• Task to complete:
From the letter to Eric, transcribe the passage that begins with the words "Eric, young people" and ends with "cash one day.".
***** Page extract *****
Eric, young people often need advice, and although they never seem to take it, I’ll do as any elder would and offer us a few words of wisdom …
Above anything else that I could possibly ever offer as advice to you throughout our journey in this lifetime, are these simple words: Do Not Regret The Decisions We Make
Our decisions; good, bad, wise or misguided, will enhance our future incarnate lives.
Let’s get our coming-out discussion out of the way …
I loved that when we told our mom we were gay she said, “Honey, we all knew you were a queen.  We were just waiting for you to take your throne.” We then went to the mall and bought a whole bunch of Swatch watches.  Save those watches, especially the Keith Haring Swatch mom bought you, it’ll be worth a good amount of cash one day.
I know you're still on Cloud 9 after just having lost our virginity to a really cute boy.  The sex was amazing, wasn’t it?  I totally wasn’t ready for your orgasm to co-inside with Linda Lavin singing the theme song to Alice!  While I agree that it was important to leave the television on so that no one would hear us having sex, thank God Apple will reinvent the way we listen to music.  That way there will always be a soundtrack during our lovemaking.  But never forget how happy you were in that moment, lying next to him,  laughing about him busting his load to Flo saying, “Mel … kiss my grits!”   
We’ve always been a bit of a gypsy throughout our many lives.  Please continue this attribute throughout your journey as Eric.  Eventually, you and I will find the place we’ve always looked for in our final incarnate self.  Stock up on packing tape, the art of getting the best deal at U-Haul and convincing your parents that they should take their next vacation during the same time you need help moving all your shit to the next fabulous new city!
***** Material *****
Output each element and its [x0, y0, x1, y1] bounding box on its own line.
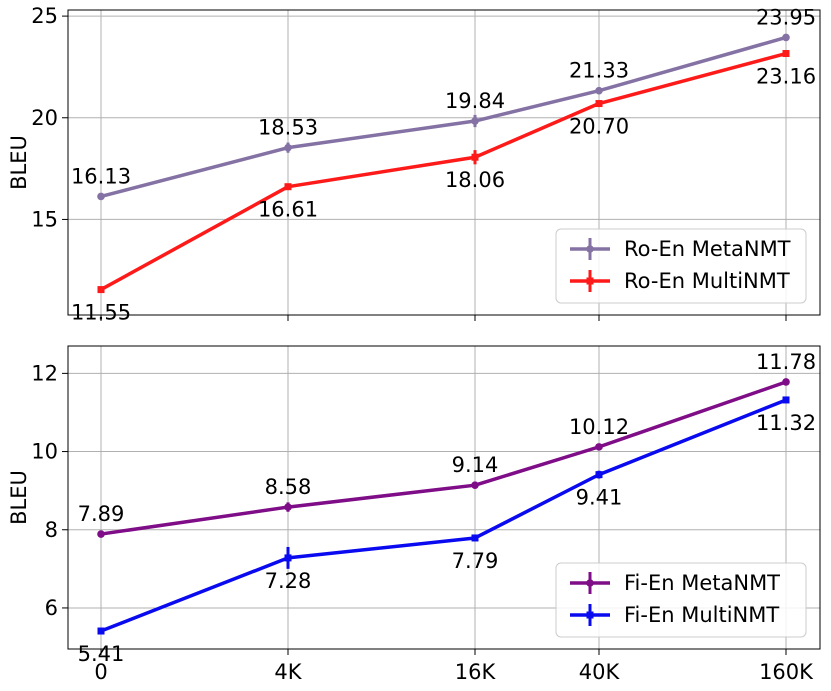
*****
• Answer to this problem:
Eric, young people often need advice, and although they never seem to take it, I’ll do as any elder would and offer us a few words of wisdom …
Above anything else that I could possibly ever offer as advice to you throughout our journey in this lifetime, are these simple words: Do Not Regret The Decisions We Make
Our decisions; good, bad, wise or misguided, will enhance our future incarnate lives.
Let’s get our coming-out discussion out of the way …
I loved that when we told our mom we were gay she said, “Honey, we all knew you were a queen.  We were just waiting for you to take your throne.” We then went to the mall and bought a whole bunch of Swatch watches.  Save those watches, especially the Keith Haring Swatch mom bought you, it’ll be worth a good amount of cash one day.